[START OF LISTING]

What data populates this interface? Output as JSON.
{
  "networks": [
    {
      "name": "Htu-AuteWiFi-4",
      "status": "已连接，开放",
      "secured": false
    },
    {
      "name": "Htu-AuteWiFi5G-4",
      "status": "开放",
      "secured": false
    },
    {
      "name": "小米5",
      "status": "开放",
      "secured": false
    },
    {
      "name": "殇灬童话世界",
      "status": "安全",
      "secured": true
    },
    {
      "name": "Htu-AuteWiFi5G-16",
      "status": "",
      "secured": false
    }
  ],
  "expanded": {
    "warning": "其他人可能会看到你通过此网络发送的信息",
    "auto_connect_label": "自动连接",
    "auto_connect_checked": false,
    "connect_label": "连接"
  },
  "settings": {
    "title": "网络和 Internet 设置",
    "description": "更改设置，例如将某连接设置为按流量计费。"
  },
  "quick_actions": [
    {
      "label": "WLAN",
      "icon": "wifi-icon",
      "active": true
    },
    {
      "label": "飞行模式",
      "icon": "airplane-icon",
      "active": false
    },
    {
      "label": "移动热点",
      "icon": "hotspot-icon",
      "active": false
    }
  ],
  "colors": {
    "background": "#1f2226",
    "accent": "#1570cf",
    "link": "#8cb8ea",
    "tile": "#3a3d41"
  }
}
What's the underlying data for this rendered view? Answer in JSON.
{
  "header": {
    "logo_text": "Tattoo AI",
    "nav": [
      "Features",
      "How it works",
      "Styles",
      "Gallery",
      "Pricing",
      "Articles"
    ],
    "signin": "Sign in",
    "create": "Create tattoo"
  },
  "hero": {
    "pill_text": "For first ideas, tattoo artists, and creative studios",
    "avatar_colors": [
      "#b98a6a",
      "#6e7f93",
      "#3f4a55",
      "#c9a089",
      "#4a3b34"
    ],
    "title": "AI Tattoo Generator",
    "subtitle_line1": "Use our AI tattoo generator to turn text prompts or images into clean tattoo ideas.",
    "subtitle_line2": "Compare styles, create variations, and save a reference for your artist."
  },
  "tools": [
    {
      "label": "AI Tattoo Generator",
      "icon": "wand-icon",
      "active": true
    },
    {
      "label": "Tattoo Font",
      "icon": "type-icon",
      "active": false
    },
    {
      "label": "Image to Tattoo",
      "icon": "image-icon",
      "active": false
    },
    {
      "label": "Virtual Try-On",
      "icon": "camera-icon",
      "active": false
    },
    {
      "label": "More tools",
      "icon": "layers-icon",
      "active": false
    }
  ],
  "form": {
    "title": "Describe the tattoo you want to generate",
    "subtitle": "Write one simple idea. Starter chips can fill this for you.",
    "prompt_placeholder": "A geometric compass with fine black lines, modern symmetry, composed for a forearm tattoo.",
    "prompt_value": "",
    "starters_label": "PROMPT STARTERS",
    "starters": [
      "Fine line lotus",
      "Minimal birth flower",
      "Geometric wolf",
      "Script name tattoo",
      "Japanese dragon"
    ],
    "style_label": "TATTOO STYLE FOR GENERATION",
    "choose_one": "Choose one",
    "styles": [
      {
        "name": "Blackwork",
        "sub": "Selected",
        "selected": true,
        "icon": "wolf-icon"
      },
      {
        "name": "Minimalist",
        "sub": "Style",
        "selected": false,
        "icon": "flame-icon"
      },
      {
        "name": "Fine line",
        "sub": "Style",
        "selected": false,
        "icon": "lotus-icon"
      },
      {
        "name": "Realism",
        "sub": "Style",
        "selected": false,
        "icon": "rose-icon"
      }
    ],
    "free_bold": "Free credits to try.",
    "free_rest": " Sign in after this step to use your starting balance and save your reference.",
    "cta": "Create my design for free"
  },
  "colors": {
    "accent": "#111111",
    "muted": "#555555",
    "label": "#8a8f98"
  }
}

[END OF LISTING]

» PROBLEM DESCRIPTION: Transcribe all the entries, keeping each one exactly as it is.

» TASK RESULT:
What data populates this interface? Output as JSON.
{
  "networks": [
    {
      "name": "Htu-AuteWiFi-4",
      "status": "已连接，开放",
      "secured": false
    },
    {
      "name": "Htu-AuteWiFi5G-4",
      "status": "开放",
      "secured": false
    },
    {
      "name": "小米5",
      "status": "开放",
      "secured": false
    },
    {
      "name": "殇灬童话世界",
      "status": "安全",
      "secured": true
    },
    {
      "name": "Htu-AuteWiFi5G-16",
      "status": "",
      "secured": false
    }
  ],
  "expanded": {
    "warning": "其他人可能会看到你通过此网络发送的信息",
    "auto_connect_label": "自动连接",
    "auto_connect_checked": false,
    "connect_label": "连接"
  },
  "settings": {
    "title": "网络和 Internet 设置",
    "description": "更改设置，例如将某连接设置为按流量计费。"
  },
  "quick_actions": [
    {
      "label": "WLAN",
      "icon": "wifi-icon",
      "active": true
    },
    {
      "label": "飞行模式",
      "icon": "airplane-icon",
      "active": false
    },
    {
      "label": "移动热点",
      "icon": "hotspot-icon",
      "active": false
    }
  ],
  "colors": {
    "background": "#1f2226",
    "accent": "#1570cf",
    "link": "#8cb8ea",
    "tile": "#3a3d41"
  }
}
What's the underlying data for this rendered view? Answer in JSON.
{
  "header": {
    "logo_text": "Tattoo AI",
    "nav": [
      "Features",
      "How it works",
      "Styles",
      "Gallery",
      "Pricing",
      "Articles"
    ],
    "signin": "Sign in",
    "create": "Create tattoo"
  },
  "hero": {
    "pill_text": "For first ideas, tattoo artists, and creative studios",
    "avatar_colors": [
      "#b98a6a",
      "#6e7f93",
      "#3f4a55",
      "#c9a089",
      "#4a3b34"
    ],
    "title": "AI Tattoo Generator",
    "subtitle_line1": "Use our AI tattoo generator to turn text prompts or images into clean tattoo ideas.",
    "subtitle_line2": "Compare styles, create variations, and save a reference for your artist."
  },
  "tools": [
    {
      "label": "AI Tattoo Generator",
      "icon": "wand-icon",
      "active": true
    },
    {
      "label": "Tattoo Font",
      "icon": "type-icon",
      "active": false
    },
    {
      "label": "Image to Tattoo",
      "icon": "image-icon",
      "active": false
    },
    {
      "label": "Virtual Try-On",
      "icon": "camera-icon",
      "active": false
    },
    {
      "label": "More tools",
      "icon": "layers-icon",
      "active": false
    }
  ],
  "form": {
    "title": "Describe the tattoo you want to generate",
    "subtitle": "Write one simple idea. Starter chips can fill this for you.",
    "prompt_placeholder": "A geometric compass with fine black lines, modern symmetry, composed for a forearm tattoo.",
    "prompt_value": "",
    "starters_label": "PROMPT STARTERS",
    "starters": [
      "Fine line lotus",
      "Minimal birth flower",
      "Geometric wolf",
      "Script name tattoo",
      "Japanese dragon"
    ],
    "style_label": "TATTOO STYLE FOR GENERATION",
    "choose_one": "Choose one",
    "styles": [
      {
        "name": "Blackwork",
        "sub": "Selected",
        "selected": true,
        "icon": "wolf-icon"
      },
      {
        "name": "Minimalist",
        "sub": "Style",
        "selected": false,
        "icon": "flame-icon"
      },
      {
        "name": "Fine line",
        "sub": "Style",
        "selected": false,
        "icon": "lotus-icon"
      },
      {
        "name": "Realism",
        "sub": "Style",
        "selected": false,
        "icon": "rose-icon"
      }
    ],
    "free_bold": "Free credits to try.",
    "free_rest": " Sign in after this step to use your starting balance and save your reference.",
    "cta": "Create my design for free"
  },
  "colors": {
    "accent": "#111111",
    "muted": "#555555",
    "label": "#8a8f98"
  }
}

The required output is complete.